### Problem description
Output the data below in full, character for character.

### Given data

_ _ _

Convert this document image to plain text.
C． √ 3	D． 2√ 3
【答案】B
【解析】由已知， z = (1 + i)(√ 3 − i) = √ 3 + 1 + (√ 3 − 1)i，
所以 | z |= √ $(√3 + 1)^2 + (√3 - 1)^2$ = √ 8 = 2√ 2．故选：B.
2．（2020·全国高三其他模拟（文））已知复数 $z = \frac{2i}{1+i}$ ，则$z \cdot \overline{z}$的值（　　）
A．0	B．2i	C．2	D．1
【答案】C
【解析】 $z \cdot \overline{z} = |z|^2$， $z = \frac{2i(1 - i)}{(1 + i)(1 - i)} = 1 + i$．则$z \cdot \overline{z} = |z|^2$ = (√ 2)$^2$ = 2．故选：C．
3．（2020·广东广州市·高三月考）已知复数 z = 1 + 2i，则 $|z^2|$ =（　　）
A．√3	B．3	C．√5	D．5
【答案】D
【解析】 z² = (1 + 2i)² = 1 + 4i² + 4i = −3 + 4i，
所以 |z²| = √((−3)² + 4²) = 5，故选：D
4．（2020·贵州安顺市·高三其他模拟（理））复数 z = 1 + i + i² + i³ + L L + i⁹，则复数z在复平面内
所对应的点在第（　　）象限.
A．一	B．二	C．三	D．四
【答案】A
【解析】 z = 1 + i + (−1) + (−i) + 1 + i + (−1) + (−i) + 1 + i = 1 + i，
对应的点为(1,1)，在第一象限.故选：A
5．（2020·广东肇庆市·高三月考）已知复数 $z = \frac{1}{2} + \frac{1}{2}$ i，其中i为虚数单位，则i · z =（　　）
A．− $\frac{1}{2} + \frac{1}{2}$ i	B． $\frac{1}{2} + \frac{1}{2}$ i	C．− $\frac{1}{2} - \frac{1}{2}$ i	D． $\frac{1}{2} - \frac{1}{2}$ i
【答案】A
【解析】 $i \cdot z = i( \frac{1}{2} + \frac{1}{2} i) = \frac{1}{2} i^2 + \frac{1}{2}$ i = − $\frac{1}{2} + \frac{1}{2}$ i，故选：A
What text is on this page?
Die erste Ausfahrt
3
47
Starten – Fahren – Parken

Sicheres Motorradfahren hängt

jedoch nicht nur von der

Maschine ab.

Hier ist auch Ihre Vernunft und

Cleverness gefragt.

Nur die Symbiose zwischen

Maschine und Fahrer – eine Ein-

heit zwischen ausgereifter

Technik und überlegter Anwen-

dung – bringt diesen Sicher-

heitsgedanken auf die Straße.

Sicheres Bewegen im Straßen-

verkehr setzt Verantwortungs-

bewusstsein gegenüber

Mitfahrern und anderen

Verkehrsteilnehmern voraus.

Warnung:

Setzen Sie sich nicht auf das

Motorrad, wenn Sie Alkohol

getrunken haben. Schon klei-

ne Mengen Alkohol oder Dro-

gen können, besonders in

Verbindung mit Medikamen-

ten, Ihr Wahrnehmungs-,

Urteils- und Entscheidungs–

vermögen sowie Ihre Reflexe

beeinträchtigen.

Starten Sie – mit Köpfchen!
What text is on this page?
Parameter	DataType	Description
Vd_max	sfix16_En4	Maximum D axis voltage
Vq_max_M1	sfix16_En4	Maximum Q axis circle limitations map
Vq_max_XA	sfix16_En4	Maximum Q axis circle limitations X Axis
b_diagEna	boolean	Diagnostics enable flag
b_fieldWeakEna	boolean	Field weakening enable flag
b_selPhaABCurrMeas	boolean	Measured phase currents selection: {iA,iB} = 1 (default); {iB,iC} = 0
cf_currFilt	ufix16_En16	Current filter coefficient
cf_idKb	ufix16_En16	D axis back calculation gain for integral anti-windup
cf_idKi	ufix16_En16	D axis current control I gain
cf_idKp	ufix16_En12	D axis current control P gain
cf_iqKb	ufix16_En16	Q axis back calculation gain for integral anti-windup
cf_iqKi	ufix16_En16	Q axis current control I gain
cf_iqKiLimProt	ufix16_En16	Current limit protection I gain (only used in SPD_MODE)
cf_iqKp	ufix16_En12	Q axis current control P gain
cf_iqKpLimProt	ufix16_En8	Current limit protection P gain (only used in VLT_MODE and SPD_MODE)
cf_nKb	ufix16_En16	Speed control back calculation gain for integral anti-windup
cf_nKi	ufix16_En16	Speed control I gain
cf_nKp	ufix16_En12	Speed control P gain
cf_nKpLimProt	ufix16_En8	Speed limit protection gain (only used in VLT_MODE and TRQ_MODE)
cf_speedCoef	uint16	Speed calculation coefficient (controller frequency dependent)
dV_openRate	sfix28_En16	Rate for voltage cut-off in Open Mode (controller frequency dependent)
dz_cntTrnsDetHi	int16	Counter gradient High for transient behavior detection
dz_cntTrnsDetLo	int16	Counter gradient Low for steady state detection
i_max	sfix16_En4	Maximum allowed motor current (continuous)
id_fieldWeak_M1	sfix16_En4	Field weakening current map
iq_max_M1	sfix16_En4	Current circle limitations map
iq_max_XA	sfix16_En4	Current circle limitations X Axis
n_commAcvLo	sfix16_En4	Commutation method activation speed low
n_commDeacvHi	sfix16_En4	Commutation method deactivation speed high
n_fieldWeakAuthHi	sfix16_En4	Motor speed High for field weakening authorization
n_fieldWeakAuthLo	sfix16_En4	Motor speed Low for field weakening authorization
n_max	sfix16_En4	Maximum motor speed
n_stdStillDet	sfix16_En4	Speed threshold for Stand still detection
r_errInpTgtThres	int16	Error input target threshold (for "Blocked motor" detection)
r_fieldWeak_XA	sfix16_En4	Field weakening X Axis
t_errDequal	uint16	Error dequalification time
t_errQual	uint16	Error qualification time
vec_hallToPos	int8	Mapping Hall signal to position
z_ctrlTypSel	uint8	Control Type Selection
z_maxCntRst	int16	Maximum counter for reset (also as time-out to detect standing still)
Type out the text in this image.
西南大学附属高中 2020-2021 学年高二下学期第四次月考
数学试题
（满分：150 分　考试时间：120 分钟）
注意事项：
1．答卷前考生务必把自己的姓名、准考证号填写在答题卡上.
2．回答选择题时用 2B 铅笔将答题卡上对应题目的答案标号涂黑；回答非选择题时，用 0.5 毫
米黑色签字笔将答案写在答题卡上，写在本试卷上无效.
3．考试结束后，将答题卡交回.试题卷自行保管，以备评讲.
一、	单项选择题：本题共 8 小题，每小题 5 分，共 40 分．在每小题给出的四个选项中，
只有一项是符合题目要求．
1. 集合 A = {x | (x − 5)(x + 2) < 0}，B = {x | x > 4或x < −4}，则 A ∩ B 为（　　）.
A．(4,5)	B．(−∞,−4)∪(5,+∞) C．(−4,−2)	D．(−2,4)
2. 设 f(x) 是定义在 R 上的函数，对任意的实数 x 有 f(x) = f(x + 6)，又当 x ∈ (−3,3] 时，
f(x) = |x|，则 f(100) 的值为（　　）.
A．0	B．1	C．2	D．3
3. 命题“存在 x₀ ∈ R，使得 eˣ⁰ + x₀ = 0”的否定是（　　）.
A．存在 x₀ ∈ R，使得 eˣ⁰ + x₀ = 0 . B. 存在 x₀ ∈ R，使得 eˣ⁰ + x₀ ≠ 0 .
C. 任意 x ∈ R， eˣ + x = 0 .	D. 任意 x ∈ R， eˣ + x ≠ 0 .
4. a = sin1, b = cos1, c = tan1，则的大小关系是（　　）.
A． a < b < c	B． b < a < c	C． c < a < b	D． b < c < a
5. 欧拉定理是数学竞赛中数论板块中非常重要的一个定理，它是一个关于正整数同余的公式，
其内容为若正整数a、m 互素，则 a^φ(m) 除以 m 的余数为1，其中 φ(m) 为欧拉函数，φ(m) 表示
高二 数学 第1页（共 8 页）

_ _ _

### Response to the exercise
Convert this document image to plain text.
C． √ 3	D． 2√ 3
【答案】B
【解析】由已知， z = (1 + i)(√ 3 − i) = √ 3 + 1 + (√ 3 − 1)i，
所以 | z |= √ $(√3 + 1)^2 + (√3 - 1)^2$ = √ 8 = 2√ 2．故选：B.
2．（2020·全国高三其他模拟（文））已知复数 $z = \frac{2i}{1+i}$ ，则$z \cdot \overline{z}$的值（　　）
A．0	B．2i	C．2	D．1
【答案】C
【解析】 $z \cdot \overline{z} = |z|^2$， $z = \frac{2i(1 - i)}{(1 + i)(1 - i)} = 1 + i$．则$z \cdot \overline{z} = |z|^2$ = (√ 2)$^2$ = 2．故选：C．
3．（2020·广东广州市·高三月考）已知复数 z = 1 + 2i，则 $|z^2|$ =（　　）
A．√3	B．3	C．√5	D．5
【答案】D
【解析】 z² = (1 + 2i)² = 1 + 4i² + 4i = −3 + 4i，
所以 |z²| = √((−3)² + 4²) = 5，故选：D
4．（2020·贵州安顺市·高三其他模拟（理））复数 z = 1 + i + i² + i³ + L L + i⁹，则复数z在复平面内
所对应的点在第（　　）象限.
A．一	B．二	C．三	D．四
【答案】A
【解析】 z = 1 + i + (−1) + (−i) + 1 + i + (−1) + (−i) + 1 + i = 1 + i，
对应的点为(1,1)，在第一象限.故选：A
5．（2020·广东肇庆市·高三月考）已知复数 $z = \frac{1}{2} + \frac{1}{2}$ i，其中i为虚数单位，则i · z =（　　）
A．− $\frac{1}{2} + \frac{1}{2}$ i	B． $\frac{1}{2} + \frac{1}{2}$ i	C．− $\frac{1}{2} - \frac{1}{2}$ i	D． $\frac{1}{2} - \frac{1}{2}$ i
【答案】A
【解析】 $i \cdot z = i( \frac{1}{2} + \frac{1}{2} i) = \frac{1}{2} i^2 + \frac{1}{2}$ i = − $\frac{1}{2} + \frac{1}{2}$ i，故选：A
What text is on this page?
Die erste Ausfahrt
3
47
Starten – Fahren – Parken

Sicheres Motorradfahren hängt

jedoch nicht nur von der

Maschine ab.

Hier ist auch Ihre Vernunft und

Cleverness gefragt.

Nur die Symbiose zwischen

Maschine und Fahrer – eine Ein-

heit zwischen ausgereifter

Technik und überlegter Anwen-

dung – bringt diesen Sicher-

heitsgedanken auf die Straße.

Sicheres Bewegen im Straßen-

verkehr setzt Verantwortungs-

bewusstsein gegenüber

Mitfahrern und anderen

Verkehrsteilnehmern voraus.

Warnung:

Setzen Sie sich nicht auf das

Motorrad, wenn Sie Alkohol

getrunken haben. Schon klei-

ne Mengen Alkohol oder Dro-

gen können, besonders in

Verbindung mit Medikamen-

ten, Ihr Wahrnehmungs-,

Urteils- und Entscheidungs–

vermögen sowie Ihre Reflexe

beeinträchtigen.

Starten Sie – mit Köpfchen!
What text is on this page?
Parameter	DataType	Description
Vd_max	sfix16_En4	Maximum D axis voltage
Vq_max_M1	sfix16_En4	Maximum Q axis circle limitations map
Vq_max_XA	sfix16_En4	Maximum Q axis circle limitations X Axis
b_diagEna	boolean	Diagnostics enable flag
b_fieldWeakEna	boolean	Field weakening enable flag
b_selPhaABCurrMeas	boolean	Measured phase currents selection: {iA,iB} = 1 (default); {iB,iC} = 0
cf_currFilt	ufix16_En16	Current filter coefficient
cf_idKb	ufix16_En16	D axis back calculation gain for integral anti-windup
cf_idKi	ufix16_En16	D axis current control I gain
cf_idKp	ufix16_En12	D axis current control P gain
cf_iqKb	ufix16_En16	Q axis back calculation gain for integral anti-windup
cf_iqKi	ufix16_En16	Q axis current control I gain
cf_iqKiLimProt	ufix16_En16	Current limit protection I gain (only used in SPD_MODE)
cf_iqKp	ufix16_En12	Q axis current control P gain
cf_iqKpLimProt	ufix16_En8	Current limit protection P gain (only used in VLT_MODE and SPD_MODE)
cf_nKb	ufix16_En16	Speed control back calculation gain for integral anti-windup
cf_nKi	ufix16_En16	Speed control I gain
cf_nKp	ufix16_En12	Speed control P gain
cf_nKpLimProt	ufix16_En8	Speed limit protection gain (only used in VLT_MODE and TRQ_MODE)
cf_speedCoef	uint16	Speed calculation coefficient (controller frequency dependent)
dV_openRate	sfix28_En16	Rate for voltage cut-off in Open Mode (controller frequency dependent)
dz_cntTrnsDetHi	int16	Counter gradient High for transient behavior detection
dz_cntTrnsDetLo	int16	Counter gradient Low for steady state detection
i_max	sfix16_En4	Maximum allowed motor current (continuous)
id_fieldWeak_M1	sfix16_En4	Field weakening current map
iq_max_M1	sfix16_En4	Current circle limitations map
iq_max_XA	sfix16_En4	Current circle limitations X Axis
n_commAcvLo	sfix16_En4	Commutation method activation speed low
n_commDeacvHi	sfix16_En4	Commutation method deactivation speed high
n_fieldWeakAuthHi	sfix16_En4	Motor speed High for field weakening authorization
n_fieldWeakAuthLo	sfix16_En4	Motor speed Low for field weakening authorization
n_max	sfix16_En4	Maximum motor speed
n_stdStillDet	sfix16_En4	Speed threshold for Stand still detection
r_errInpTgtThres	int16	Error input target threshold (for "Blocked motor" detection)
r_fieldWeak_XA	sfix16_En4	Field weakening X Axis
t_errDequal	uint16	Error dequalification time
t_errQual	uint16	Error qualification time
vec_hallToPos	int8	Mapping Hall signal to position
z_ctrlTypSel	uint8	Control Type Selection
z_maxCntRst	int16	Maximum counter for reset (also as time-out to detect standing still)
Type out the text in this image.
西南大学附属高中 2020-2021 学年高二下学期第四次月考
数学试题
（满分：150 分　考试时间：120 分钟）
注意事项：
1．答卷前考生务必把自己的姓名、准考证号填写在答题卡上.
2．回答选择题时用 2B 铅笔将答题卡上对应题目的答案标号涂黑；回答非选择题时，用 0.5 毫
米黑色签字笔将答案写在答题卡上，写在本试卷上无效.
3．考试结束后，将答题卡交回.试题卷自行保管，以备评讲.
一、	单项选择题：本题共 8 小题，每小题 5 分，共 40 分．在每小题给出的四个选项中，
只有一项是符合题目要求．
1. 集合 A = {x | (x − 5)(x + 2) < 0}，B = {x | x > 4或x < −4}，则 A ∩ B 为（　　）.
A．(4,5)	B．(−∞,−4)∪(5,+∞) C．(−4,−2)	D．(−2,4)
2. 设 f(x) 是定义在 R 上的函数，对任意的实数 x 有 f(x) = f(x + 6)，又当 x ∈ (−3,3] 时，
f(x) = |x|，则 f(100) 的值为（　　）.
A．0	B．1	C．2	D．3
3. 命题“存在 x₀ ∈ R，使得 eˣ⁰ + x₀ = 0”的否定是（　　）.
A．存在 x₀ ∈ R，使得 eˣ⁰ + x₀ = 0 . B. 存在 x₀ ∈ R，使得 eˣ⁰ + x₀ ≠ 0 .
C. 任意 x ∈ R， eˣ + x = 0 .	D. 任意 x ∈ R， eˣ + x ≠ 0 .
4. a = sin1, b = cos1, c = tan1，则的大小关系是（　　）.
A． a < b < c	B． b < a < c	C． c < a < b	D． b < c < a
5. 欧拉定理是数学竞赛中数论板块中非常重要的一个定理，它是一个关于正整数同余的公式，
其内容为若正整数a、m 互素，则 a^φ(m) 除以 m 的余数为1，其中 φ(m) 为欧拉函数，φ(m) 表示
高二 数学 第1页（共 8 页）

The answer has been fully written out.